Task brief — Reproduce the stretch of the listing from its start through the line containing "svg-text:5: 5 [73,689,86,716]", renaming "svg-text" to "tick-text" and leaving everything else unchanged.

Extracted entries —
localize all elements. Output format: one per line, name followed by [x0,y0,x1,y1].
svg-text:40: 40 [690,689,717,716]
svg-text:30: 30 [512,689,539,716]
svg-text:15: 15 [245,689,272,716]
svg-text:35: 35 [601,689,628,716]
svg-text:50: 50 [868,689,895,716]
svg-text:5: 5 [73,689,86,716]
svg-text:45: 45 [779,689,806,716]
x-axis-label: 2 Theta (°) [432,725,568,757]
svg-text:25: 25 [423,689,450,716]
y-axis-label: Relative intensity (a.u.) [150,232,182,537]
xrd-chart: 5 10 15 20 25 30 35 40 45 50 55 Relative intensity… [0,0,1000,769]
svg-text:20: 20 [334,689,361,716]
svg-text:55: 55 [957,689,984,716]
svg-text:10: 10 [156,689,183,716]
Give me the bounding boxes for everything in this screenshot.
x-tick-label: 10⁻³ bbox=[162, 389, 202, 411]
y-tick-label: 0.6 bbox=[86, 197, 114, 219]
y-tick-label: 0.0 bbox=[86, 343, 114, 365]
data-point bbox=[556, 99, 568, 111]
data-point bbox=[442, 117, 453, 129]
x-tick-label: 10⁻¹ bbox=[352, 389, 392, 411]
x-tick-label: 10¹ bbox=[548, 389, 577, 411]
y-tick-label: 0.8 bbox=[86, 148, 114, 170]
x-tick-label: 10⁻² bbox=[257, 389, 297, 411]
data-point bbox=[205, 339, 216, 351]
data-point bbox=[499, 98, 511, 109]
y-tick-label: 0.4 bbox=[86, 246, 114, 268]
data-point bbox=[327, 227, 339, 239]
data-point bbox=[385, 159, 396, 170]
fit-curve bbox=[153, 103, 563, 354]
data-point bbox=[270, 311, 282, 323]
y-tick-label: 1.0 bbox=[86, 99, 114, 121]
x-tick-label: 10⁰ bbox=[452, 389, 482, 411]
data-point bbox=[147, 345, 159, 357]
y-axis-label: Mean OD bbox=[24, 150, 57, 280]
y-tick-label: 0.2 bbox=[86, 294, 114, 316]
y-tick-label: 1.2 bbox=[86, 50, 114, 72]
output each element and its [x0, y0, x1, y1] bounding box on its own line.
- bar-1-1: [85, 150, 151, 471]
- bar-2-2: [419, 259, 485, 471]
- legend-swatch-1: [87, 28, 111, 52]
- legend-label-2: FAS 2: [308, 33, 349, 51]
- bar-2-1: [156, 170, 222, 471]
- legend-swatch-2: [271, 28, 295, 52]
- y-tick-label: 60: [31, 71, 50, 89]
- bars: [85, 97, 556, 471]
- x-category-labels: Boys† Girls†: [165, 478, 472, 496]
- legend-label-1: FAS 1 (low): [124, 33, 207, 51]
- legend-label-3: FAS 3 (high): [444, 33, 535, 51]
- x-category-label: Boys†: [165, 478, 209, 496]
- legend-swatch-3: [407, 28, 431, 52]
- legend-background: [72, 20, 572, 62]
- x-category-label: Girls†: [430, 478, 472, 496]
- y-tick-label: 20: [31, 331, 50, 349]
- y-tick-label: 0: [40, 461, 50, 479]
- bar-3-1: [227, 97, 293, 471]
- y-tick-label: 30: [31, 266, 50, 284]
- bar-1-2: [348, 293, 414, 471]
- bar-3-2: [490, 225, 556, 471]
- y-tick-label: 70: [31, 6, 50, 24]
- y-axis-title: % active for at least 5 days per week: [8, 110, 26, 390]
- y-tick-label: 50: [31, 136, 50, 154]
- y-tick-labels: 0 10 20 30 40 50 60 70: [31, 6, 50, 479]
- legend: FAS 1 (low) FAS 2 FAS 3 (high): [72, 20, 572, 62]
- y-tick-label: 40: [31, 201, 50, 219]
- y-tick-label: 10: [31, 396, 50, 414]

The response —
localize all elements. Output format: one per line, name followed by [x0,y0,x1,y1].
tick-text:40: 40 [690,689,717,716]
tick-text:30: 30 [512,689,539,716]
tick-text:15: 15 [245,689,272,716]
tick-text:35: 35 [601,689,628,716]
tick-text:50: 50 [868,689,895,716]
tick-text:5: 5 [73,689,86,716]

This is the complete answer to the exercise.